Task brief
Set out the rows as a Markdown table, from the first line through the line containing "svg-text:HL1: HL1 — [483, 391, 532, 418]", inclusive. Use the columns Line no. and Text, number each line, and leave out blank lines.

Provided data
· · ·

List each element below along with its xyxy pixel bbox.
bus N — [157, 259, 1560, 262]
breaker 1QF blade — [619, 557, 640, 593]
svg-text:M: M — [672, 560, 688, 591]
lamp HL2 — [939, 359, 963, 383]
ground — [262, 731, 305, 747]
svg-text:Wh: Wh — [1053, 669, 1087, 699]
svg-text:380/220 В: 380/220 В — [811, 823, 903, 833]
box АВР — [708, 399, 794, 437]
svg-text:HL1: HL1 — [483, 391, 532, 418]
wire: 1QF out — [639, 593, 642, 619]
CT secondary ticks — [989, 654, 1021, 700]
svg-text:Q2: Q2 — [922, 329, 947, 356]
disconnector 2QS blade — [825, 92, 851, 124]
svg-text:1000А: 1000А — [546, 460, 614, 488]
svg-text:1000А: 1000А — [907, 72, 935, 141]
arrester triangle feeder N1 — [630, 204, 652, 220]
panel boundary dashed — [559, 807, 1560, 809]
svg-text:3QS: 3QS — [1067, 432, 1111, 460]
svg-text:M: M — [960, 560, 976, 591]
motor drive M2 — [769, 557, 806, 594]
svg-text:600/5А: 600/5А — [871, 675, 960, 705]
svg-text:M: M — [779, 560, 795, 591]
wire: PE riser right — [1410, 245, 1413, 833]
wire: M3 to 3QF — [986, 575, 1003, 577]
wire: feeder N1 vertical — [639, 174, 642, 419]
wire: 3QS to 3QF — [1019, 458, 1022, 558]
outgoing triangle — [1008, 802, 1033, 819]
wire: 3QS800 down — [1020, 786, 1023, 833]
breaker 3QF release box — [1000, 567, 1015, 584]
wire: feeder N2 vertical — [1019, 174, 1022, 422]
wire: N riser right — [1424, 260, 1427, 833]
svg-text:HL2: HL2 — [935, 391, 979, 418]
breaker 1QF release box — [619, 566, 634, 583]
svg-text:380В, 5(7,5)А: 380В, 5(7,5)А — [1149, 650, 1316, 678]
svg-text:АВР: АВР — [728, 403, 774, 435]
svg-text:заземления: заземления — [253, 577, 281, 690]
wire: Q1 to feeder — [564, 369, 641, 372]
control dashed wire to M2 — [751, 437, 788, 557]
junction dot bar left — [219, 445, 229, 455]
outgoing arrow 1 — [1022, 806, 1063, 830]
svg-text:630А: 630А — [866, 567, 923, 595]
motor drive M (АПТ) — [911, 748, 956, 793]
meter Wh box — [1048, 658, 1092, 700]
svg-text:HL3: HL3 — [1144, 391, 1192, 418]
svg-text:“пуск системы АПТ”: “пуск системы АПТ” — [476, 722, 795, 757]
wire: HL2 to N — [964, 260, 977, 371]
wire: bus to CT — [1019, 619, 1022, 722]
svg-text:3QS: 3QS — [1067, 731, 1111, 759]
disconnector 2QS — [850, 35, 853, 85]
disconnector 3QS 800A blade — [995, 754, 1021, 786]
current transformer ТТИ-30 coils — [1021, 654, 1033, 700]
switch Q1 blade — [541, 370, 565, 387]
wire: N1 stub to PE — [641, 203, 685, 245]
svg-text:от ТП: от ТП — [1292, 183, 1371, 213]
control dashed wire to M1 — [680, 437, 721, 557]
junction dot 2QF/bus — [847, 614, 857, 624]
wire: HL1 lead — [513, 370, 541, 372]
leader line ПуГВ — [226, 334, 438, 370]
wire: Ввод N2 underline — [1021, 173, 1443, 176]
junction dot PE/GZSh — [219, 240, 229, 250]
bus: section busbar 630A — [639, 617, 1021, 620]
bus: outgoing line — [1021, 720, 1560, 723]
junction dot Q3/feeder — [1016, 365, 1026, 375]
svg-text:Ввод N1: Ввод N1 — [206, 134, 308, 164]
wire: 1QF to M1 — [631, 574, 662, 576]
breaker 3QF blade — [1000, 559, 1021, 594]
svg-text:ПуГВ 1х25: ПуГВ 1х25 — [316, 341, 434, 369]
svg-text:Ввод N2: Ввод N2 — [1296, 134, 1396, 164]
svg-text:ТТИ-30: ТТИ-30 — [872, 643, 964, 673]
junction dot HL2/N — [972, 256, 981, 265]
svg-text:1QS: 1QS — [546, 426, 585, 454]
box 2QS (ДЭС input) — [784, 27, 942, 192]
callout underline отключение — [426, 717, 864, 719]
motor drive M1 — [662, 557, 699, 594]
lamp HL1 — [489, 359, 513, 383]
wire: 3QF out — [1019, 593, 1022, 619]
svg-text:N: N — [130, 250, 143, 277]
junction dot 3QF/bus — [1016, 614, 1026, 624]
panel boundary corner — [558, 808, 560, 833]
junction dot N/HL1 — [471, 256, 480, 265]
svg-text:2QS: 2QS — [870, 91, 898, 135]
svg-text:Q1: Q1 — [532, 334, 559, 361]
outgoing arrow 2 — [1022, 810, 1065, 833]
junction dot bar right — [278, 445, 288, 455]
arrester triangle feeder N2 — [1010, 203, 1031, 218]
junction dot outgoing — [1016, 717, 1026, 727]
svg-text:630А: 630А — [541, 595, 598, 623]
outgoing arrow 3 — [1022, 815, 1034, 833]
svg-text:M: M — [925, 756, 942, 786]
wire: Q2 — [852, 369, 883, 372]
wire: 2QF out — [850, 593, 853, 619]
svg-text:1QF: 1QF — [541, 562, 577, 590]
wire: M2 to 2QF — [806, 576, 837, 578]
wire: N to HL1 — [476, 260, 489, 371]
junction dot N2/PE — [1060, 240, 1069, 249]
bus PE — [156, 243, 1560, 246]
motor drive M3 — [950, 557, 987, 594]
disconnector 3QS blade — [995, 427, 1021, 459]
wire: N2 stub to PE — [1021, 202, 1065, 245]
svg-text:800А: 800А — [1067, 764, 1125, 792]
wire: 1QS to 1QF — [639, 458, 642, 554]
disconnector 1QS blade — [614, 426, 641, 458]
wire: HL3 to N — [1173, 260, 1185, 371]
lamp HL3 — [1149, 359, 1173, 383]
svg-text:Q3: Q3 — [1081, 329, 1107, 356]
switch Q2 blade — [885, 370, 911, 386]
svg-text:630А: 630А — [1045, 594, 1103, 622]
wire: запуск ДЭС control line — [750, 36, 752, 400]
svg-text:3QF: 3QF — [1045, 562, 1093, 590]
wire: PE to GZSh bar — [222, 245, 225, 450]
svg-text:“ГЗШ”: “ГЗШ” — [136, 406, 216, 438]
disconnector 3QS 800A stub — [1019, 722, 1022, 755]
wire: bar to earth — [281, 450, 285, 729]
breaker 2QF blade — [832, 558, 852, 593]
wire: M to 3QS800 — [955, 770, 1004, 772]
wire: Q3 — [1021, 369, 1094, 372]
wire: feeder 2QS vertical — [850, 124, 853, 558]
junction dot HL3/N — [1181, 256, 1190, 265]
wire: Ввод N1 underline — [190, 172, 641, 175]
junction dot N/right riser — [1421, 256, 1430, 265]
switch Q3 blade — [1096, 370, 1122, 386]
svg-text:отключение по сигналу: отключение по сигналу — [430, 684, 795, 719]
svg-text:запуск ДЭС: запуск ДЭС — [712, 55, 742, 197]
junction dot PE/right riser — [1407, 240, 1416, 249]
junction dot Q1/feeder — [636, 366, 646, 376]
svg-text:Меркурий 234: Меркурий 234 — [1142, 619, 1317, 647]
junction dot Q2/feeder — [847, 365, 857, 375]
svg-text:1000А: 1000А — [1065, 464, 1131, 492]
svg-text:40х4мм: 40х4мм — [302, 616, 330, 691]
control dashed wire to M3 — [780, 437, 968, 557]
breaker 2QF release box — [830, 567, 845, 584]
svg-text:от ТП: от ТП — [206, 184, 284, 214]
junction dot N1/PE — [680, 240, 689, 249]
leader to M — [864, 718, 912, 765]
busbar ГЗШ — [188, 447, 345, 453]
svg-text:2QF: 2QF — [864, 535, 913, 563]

· · ·

Reply to the task
| Line no. | Text |
|---|---|
| 1 | List each element below along with its xyxy pixel bbox. |
| 2 | bus N — [157, 259, 1560, 262] |
| 3 | breaker 1QF blade — [619, 557, 640, 593] |
| 4 | svg-text:M: M — [672, 560, 688, 591] |
| 5 | lamp HL2 — [939, 359, 963, 383] |
| 6 | ground — [262, 731, 305, 747] |
| 7 | svg-text:Wh: Wh — [1053, 669, 1087, 699] |
| 8 | svg-text:380/220 В: 380/220 В — [811, 823, 903, 833] |
| 9 | box АВР — [708, 399, 794, 437] |
| 10 | svg-text:HL1: HL1 — [483, 391, 532, 418] |